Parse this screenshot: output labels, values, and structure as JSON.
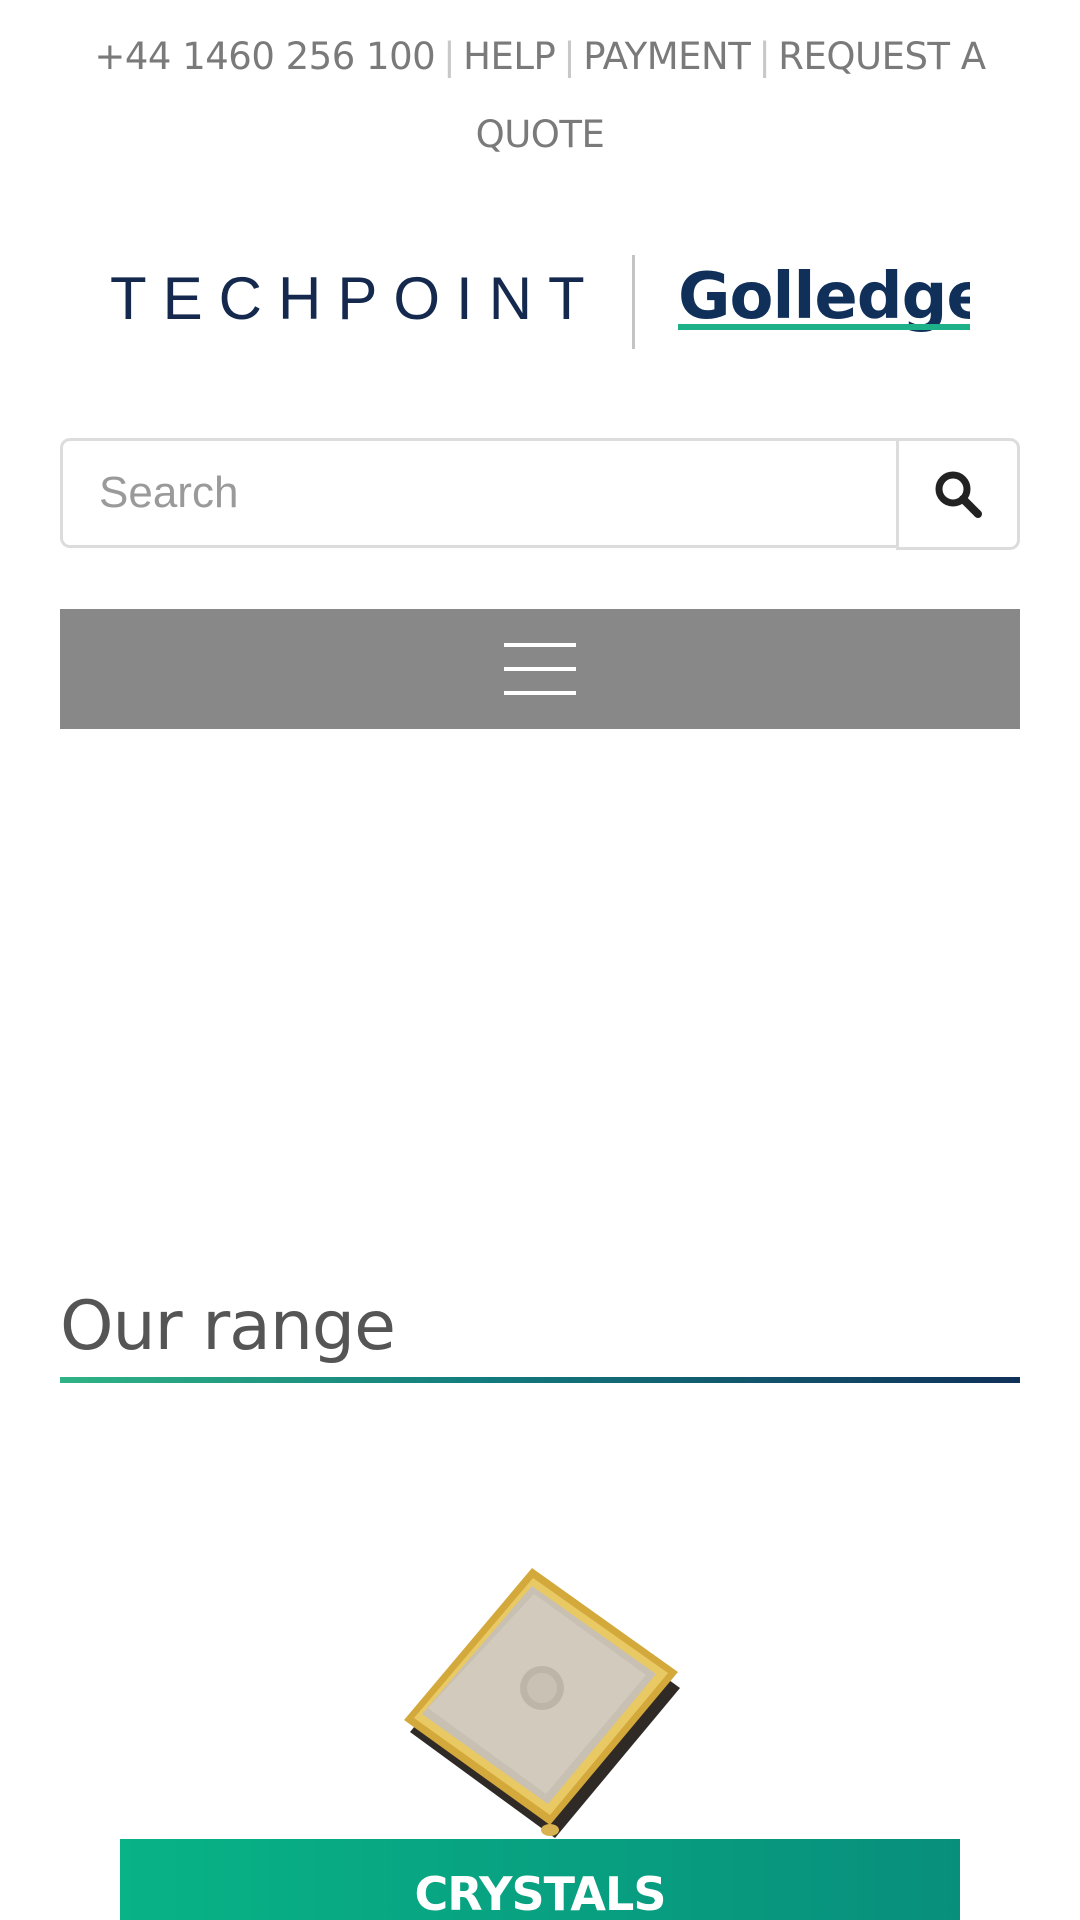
{
  "top_links": {
    "phone": "+44 1460 256 100",
    "separator": "|",
    "help": "HELP",
    "payment": "PAYMENT",
    "request_quote": "REQUEST A QUOTE"
  },
  "logo": {
    "left_brand": "TECHPOINT",
    "right_brand": "Golledge"
  },
  "search": {
    "placeholder": "Search",
    "value": "",
    "button_icon": "search-icon"
  },
  "menu": {
    "icon": "hamburger-icon"
  },
  "section": {
    "title": "Our range"
  },
  "products": [
    {
      "category": "CRYSTALS",
      "image": "smd-crystal-component"
    }
  ],
  "colors": {
    "menu_bar": "#888888",
    "accent_green": "#08b386",
    "brand_navy": "#10305a",
    "text_grey": "#7a7a7a"
  }
}
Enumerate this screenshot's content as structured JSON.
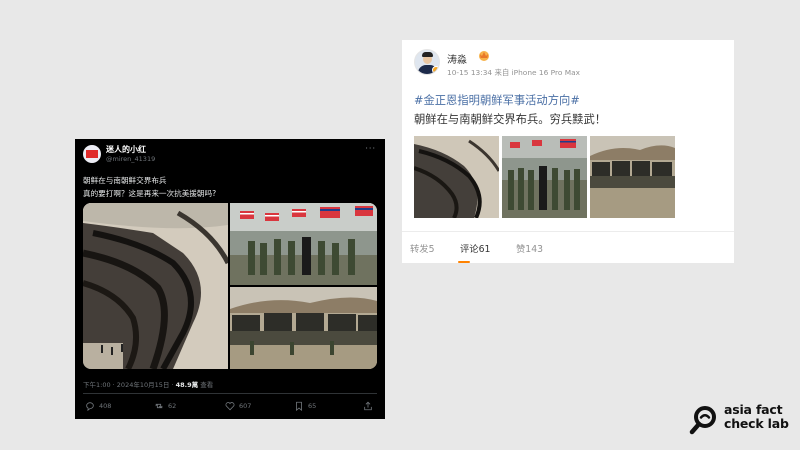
{
  "tweet": {
    "display_name": "迷人的小红",
    "handle": "@miren_41319",
    "more": "···",
    "text_line1": "朝鲜在与南朝鲜交界布兵",
    "text_line2": "真的要打啊？这是再来一次抗美援朝吗?",
    "timestamp": "下午1:00 · 2024年10月15日 · ",
    "views_value": "48.9萬",
    "views_label": " 查看",
    "actions": {
      "reply_count": "408",
      "retweet_count": "62",
      "like_count": "607",
      "bookmark_count": "65"
    }
  },
  "weibo": {
    "username": "涛淼",
    "meta": "10-15 13:34 来自 iPhone 16 Pro Max",
    "hashtag": "#金正恩指明朝鲜军事活动方向#",
    "body": "朝鲜在与南朝鲜交界布兵。穷兵黩武！",
    "tabs": {
      "repost": "转发5",
      "comment": "评论61",
      "like": "赞143"
    },
    "accent_color": "#ff8200",
    "link_color": "#4a6fa5"
  },
  "logo": {
    "line1": "asia fact",
    "line2": "check lab"
  }
}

- [Exercise directions]:
Copy exactly the lines from the line containing "Enumerate this screenshot's" through the last line of the records above, both included, and leave out any pictures.

- [Finished answer]:
Enumerate this screenshot's content as structured JSON.
{
  "tweet": {
    "display_name": "迷人的小红",
    "handle": "@miren_41319",
    "more": "···",
    "text_line1": "朝鲜在与南朝鲜交界布兵",
    "text_line2": "真的要打啊？这是再来一次抗美援朝吗?",
    "timestamp": "下午1:00 · 2024年10月15日 · ",
    "views_value": "48.9萬",
    "views_label": " 查看",
    "actions": {
      "reply_count": "408",
      "retweet_count": "62",
      "like_count": "607",
      "bookmark_count": "65"
    }
  },
  "weibo": {
    "username": "涛淼",
    "meta": "10-15 13:34 来自 iPhone 16 Pro Max",
    "hashtag": "#金正恩指明朝鲜军事活动方向#",
    "body": "朝鲜在与南朝鲜交界布兵。穷兵黩武！",
    "tabs": {
      "repost": "转发5",
      "comment": "评论61",
      "like": "赞143"
    },
    "accent_color": "#ff8200",
    "link_color": "#4a6fa5"
  },
  "logo": {
    "line1": "asia fact",
    "line2": "check lab"
  }
}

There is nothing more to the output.